Omit the pictures and output every entry below exactly as written.

■ ■ ■ ■

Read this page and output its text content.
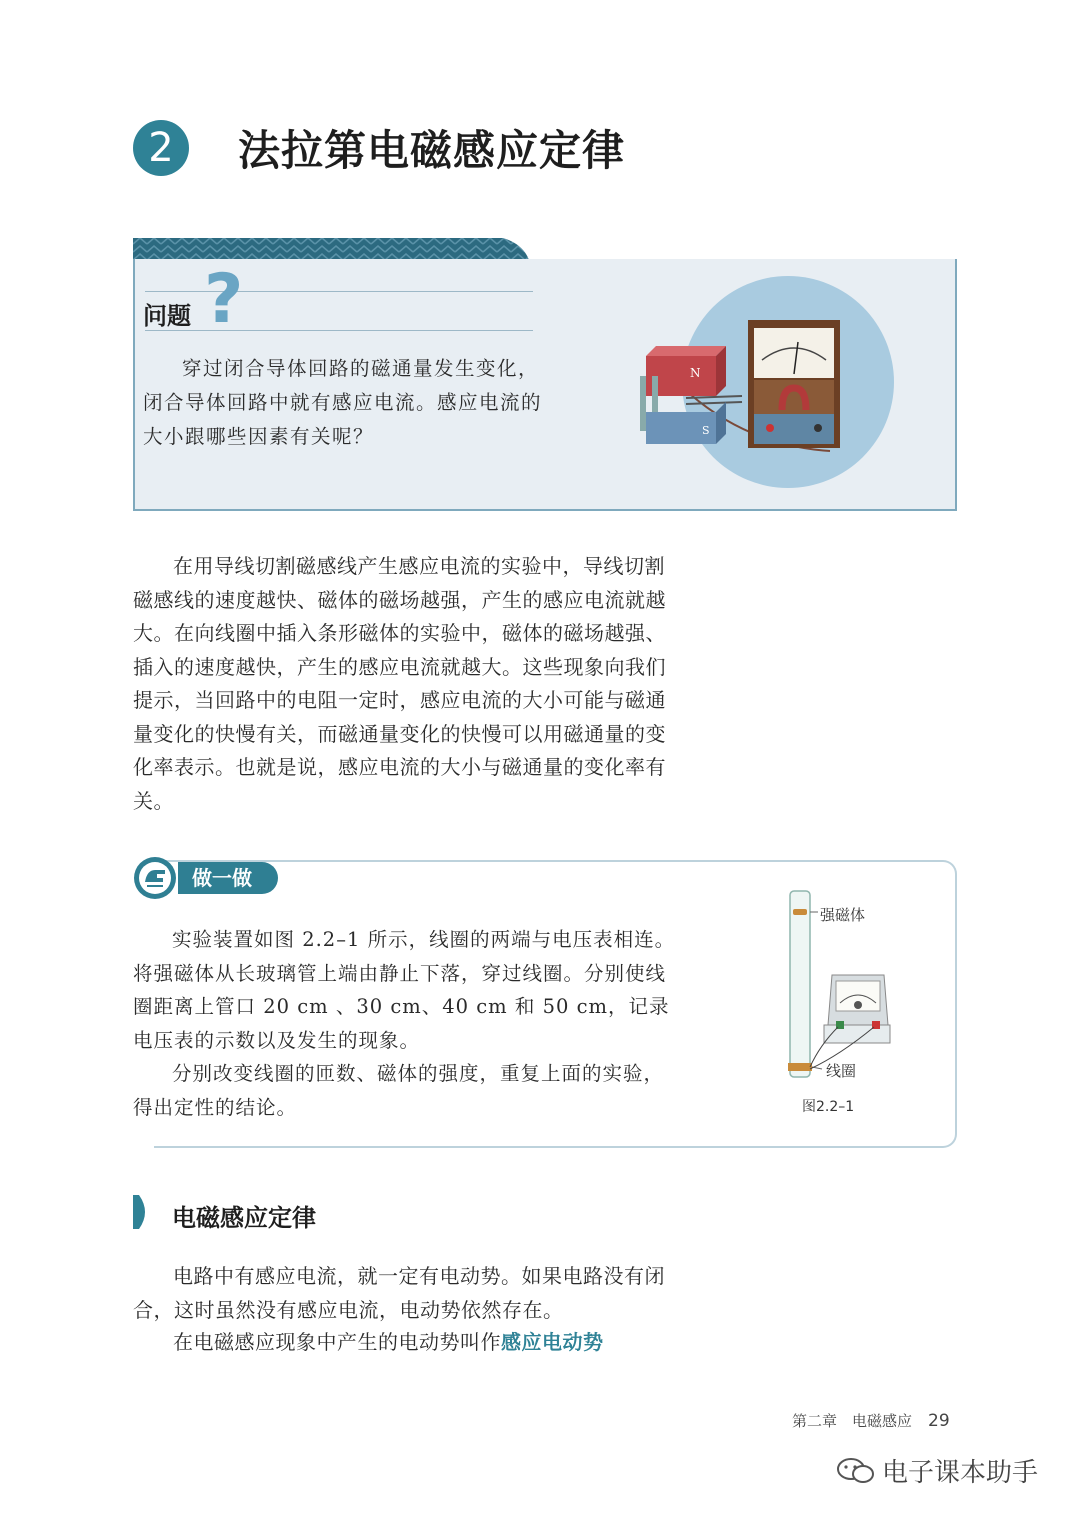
2	法拉第电磁感应定律
问题 ?

穿过闭合导体回路的磁通量发生变化，闭合导体回路中就有感应电流。感应电流的大小跟哪些因素有关呢？

N
S

在用导线切割磁感线产生感应电流的实验中，导线切割磁感线的速度越快、磁体的磁场越强，产生的感应电流就越大。在向线圈中插入条形磁体的实验中，磁体的磁场越强、插入的速度越快，产生的感应电流就越大。这些现象向我们提示，当回路中的电阻一定时，感应电流的大小可能与磁通量变化的快慢有关，而磁通量变化的快慢可以用磁通量的变化率表示。也就是说，感应电流的大小与磁通量的变化率有关。

做一做

实验装置如图 2.2–1 所示，线圈的两端与电压表相连。将强磁体从长玻璃管上端由静止下落，穿过线圈。分别使线圈距离上管口 20 cm 、30 cm、40 cm 和 50 cm，记录电压表的示数以及发生的现象。

分别改变线圈的匝数、磁体的强度，重复上面的实验，得出定性的结论。

强磁体
线圈
图2.2–1
电磁感应定律

电路中有感应电流，就一定有电动势。如果电路没有闭合，这时虽然没有感应电流，电动势依然存在。

在电磁感应现象中产生的电动势叫作感应电动势

第二章　电磁感应 29
电子课本助手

■ ■ ■ ■

Reply to the exercise:
Read this page and output its text content.
2	法拉第电磁感应定律
问题 ?

穿过闭合导体回路的磁通量发生变化，闭合导体回路中就有感应电流。感应电流的大小跟哪些因素有关呢？

N
S

在用导线切割磁感线产生感应电流的实验中，导线切割磁感线的速度越快、磁体的磁场越强，产生的感应电流就越大。在向线圈中插入条形磁体的实验中，磁体的磁场越强、插入的速度越快，产生的感应电流就越大。这些现象向我们提示，当回路中的电阻一定时，感应电流的大小可能与磁通量变化的快慢有关，而磁通量变化的快慢可以用磁通量的变化率表示。也就是说，感应电流的大小与磁通量的变化率有关。

做一做

实验装置如图 2.2–1 所示，线圈的两端与电压表相连。将强磁体从长玻璃管上端由静止下落，穿过线圈。分别使线圈距离上管口 20 cm 、30 cm、40 cm 和 50 cm，记录电压表的示数以及发生的现象。

分别改变线圈的匝数、磁体的强度，重复上面的实验，得出定性的结论。

强磁体
线圈
图2.2–1
电磁感应定律

电路中有感应电流，就一定有电动势。如果电路没有闭合，这时虽然没有感应电流，电动势依然存在。

在电磁感应现象中产生的电动势叫作感应电动势

第二章　电磁感应 29
电子课本助手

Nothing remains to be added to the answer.